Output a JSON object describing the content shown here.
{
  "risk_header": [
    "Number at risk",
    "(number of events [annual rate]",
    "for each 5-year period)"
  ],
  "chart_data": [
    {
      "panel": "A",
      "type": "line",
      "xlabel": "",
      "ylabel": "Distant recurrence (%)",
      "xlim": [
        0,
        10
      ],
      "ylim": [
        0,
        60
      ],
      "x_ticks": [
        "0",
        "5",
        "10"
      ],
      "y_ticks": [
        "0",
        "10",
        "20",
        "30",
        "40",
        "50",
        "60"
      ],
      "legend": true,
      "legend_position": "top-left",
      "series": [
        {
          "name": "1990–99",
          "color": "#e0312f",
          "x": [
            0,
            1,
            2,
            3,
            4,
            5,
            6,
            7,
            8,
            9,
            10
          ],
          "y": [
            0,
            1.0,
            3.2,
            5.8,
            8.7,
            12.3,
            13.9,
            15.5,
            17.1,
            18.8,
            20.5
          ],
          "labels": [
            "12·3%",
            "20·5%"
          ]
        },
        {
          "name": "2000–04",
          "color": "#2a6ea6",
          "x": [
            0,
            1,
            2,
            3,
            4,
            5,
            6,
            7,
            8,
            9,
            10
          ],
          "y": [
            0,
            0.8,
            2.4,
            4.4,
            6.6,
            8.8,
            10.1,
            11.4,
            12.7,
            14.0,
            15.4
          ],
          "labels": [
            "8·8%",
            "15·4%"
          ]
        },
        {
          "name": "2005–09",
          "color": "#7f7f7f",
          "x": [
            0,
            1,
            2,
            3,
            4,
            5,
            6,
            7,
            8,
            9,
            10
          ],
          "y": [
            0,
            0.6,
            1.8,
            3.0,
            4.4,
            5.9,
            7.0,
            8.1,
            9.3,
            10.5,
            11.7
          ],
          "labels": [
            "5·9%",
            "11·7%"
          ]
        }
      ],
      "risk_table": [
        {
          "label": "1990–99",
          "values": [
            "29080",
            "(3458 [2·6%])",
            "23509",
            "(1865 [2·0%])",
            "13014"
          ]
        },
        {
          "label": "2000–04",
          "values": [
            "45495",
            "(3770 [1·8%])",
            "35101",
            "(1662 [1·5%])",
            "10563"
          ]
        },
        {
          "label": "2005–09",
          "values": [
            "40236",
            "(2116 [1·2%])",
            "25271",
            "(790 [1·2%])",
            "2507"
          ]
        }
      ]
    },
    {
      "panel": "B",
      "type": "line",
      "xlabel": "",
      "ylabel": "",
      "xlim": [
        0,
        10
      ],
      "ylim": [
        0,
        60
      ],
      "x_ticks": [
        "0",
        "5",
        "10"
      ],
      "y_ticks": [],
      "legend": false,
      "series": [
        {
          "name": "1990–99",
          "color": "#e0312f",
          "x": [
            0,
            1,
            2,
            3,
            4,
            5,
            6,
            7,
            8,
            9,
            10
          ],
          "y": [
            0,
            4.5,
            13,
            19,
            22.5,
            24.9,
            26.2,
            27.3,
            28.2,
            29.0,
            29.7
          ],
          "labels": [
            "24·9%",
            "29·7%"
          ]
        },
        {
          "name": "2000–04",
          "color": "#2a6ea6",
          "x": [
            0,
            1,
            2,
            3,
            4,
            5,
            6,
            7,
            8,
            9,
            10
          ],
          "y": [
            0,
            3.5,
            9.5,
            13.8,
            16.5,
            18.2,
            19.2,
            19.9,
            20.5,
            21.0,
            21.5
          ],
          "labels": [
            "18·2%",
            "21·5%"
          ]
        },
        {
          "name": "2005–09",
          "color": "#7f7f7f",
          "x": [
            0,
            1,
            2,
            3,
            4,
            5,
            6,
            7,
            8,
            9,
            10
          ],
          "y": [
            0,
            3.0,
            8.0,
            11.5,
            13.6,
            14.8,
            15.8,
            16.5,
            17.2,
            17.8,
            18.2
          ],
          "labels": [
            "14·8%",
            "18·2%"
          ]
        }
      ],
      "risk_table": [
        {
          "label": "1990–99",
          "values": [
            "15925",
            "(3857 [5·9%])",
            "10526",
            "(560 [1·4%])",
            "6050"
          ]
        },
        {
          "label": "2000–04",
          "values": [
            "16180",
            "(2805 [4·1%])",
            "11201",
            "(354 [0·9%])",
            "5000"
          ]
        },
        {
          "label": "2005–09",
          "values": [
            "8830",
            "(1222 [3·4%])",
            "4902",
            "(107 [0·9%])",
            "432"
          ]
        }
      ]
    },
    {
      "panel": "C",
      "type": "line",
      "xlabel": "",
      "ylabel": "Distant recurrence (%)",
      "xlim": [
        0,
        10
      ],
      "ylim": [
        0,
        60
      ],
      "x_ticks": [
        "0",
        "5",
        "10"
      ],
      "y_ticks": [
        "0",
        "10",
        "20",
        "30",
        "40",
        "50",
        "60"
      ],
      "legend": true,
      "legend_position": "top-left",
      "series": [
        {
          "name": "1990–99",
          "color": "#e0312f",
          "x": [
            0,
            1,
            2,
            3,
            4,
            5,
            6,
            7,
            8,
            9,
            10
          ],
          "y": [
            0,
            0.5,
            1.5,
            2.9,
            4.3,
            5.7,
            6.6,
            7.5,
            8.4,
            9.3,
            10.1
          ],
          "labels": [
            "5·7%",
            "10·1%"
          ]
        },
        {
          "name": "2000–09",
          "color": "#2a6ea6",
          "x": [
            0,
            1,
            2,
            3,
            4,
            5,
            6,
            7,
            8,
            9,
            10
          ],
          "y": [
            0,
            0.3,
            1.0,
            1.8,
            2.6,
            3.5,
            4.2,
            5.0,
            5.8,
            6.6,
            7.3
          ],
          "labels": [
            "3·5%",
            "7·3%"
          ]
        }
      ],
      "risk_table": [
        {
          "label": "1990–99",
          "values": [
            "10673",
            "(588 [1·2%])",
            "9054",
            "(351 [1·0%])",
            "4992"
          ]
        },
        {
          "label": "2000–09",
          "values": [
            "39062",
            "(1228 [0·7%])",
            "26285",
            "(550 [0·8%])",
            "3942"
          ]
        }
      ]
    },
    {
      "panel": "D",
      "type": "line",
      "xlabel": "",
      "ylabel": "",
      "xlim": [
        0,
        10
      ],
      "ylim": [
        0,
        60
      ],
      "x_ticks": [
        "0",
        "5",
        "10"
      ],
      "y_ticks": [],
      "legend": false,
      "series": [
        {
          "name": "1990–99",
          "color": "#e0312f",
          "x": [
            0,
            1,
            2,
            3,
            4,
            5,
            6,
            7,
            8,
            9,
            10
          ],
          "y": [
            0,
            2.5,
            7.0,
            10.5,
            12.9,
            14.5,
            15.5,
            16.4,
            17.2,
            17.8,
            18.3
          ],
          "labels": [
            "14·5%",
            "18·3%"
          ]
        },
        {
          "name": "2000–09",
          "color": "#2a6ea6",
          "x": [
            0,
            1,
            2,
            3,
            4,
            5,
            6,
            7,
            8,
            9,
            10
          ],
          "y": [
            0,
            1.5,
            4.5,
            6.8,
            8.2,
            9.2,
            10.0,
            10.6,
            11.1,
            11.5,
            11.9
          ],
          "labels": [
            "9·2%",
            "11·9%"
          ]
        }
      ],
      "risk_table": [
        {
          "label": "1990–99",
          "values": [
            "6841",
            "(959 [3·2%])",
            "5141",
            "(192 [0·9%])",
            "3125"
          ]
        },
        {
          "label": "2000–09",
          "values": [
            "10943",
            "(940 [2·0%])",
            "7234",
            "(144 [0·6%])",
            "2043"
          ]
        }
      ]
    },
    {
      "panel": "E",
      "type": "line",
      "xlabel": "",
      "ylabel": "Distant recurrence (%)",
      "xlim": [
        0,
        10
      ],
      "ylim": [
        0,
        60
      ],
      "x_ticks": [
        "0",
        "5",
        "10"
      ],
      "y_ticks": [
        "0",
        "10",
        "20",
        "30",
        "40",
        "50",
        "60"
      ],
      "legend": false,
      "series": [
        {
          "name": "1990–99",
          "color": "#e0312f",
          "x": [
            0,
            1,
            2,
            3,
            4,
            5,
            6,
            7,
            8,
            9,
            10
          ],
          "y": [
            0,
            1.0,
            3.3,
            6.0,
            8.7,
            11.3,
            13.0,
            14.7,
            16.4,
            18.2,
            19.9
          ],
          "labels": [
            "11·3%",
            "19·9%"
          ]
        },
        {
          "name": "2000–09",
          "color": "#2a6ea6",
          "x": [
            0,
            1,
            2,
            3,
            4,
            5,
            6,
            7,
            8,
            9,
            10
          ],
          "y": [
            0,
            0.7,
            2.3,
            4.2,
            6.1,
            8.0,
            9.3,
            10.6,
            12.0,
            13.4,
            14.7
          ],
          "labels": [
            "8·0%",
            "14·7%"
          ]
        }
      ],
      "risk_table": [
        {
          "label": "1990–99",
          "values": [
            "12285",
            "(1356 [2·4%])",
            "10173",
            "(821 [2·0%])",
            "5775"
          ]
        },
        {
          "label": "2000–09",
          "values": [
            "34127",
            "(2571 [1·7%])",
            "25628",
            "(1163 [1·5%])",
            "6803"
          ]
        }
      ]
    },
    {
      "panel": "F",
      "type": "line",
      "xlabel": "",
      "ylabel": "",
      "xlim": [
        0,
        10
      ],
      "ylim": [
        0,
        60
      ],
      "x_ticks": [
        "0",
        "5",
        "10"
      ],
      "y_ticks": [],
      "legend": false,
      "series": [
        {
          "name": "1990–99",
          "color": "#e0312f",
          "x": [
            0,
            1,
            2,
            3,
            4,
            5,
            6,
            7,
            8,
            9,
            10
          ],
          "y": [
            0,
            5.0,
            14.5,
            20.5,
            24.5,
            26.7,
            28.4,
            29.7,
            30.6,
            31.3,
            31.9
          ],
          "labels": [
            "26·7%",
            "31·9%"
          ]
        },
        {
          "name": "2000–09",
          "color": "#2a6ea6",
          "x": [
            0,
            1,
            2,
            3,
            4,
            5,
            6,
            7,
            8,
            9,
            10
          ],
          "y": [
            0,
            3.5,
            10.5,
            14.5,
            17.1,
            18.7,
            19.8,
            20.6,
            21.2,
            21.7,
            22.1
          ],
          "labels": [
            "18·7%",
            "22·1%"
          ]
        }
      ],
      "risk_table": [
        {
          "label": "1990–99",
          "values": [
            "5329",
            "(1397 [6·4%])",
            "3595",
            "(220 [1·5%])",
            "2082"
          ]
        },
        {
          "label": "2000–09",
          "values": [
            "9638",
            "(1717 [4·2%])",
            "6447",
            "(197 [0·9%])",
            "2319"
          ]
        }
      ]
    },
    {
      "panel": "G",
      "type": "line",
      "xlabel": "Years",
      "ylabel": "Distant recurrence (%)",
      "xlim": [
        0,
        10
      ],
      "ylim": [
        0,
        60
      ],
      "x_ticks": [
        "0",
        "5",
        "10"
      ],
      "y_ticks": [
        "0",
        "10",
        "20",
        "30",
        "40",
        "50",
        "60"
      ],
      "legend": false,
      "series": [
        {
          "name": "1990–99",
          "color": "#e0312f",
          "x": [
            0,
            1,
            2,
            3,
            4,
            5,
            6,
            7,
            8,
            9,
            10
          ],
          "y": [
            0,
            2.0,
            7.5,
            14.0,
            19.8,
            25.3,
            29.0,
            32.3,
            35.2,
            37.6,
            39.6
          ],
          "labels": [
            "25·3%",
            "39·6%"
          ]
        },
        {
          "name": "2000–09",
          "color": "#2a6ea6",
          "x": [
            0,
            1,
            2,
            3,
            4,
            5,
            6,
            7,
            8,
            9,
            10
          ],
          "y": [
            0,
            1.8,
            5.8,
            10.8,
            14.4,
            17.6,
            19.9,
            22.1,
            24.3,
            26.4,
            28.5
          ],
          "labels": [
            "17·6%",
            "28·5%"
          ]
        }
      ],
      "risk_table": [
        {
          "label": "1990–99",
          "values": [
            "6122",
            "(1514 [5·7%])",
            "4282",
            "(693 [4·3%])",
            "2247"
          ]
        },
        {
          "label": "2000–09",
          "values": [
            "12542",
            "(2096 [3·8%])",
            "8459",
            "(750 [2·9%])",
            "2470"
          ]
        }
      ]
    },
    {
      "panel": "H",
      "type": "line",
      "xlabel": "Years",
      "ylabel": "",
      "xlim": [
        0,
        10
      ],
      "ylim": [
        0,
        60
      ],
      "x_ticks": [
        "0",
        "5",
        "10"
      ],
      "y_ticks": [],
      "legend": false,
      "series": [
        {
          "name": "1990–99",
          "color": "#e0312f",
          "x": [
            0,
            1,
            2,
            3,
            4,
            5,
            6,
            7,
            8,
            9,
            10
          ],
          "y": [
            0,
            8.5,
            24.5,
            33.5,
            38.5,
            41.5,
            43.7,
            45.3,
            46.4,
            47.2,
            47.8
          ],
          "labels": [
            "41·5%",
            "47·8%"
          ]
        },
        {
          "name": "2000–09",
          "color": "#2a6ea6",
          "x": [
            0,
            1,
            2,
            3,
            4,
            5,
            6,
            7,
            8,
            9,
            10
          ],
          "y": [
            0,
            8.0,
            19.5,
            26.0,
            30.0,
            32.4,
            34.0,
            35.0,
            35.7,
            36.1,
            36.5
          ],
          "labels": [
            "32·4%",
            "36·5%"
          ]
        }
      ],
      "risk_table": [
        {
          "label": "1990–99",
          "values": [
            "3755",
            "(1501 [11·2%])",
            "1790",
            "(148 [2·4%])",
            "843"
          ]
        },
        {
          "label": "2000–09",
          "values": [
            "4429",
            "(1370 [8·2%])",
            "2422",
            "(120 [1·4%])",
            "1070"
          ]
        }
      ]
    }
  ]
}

———

EXERCISE TASK: Identify each line in the records above that contains the word "panel", and copy it out in full.

EXERCISE SOLUTION:
      "panel": "A",
      "panel": "B",
      "panel": "C",
      "panel": "D",
      "panel": "E",
      "panel": "F",
      "panel": "G",
      "panel": "H",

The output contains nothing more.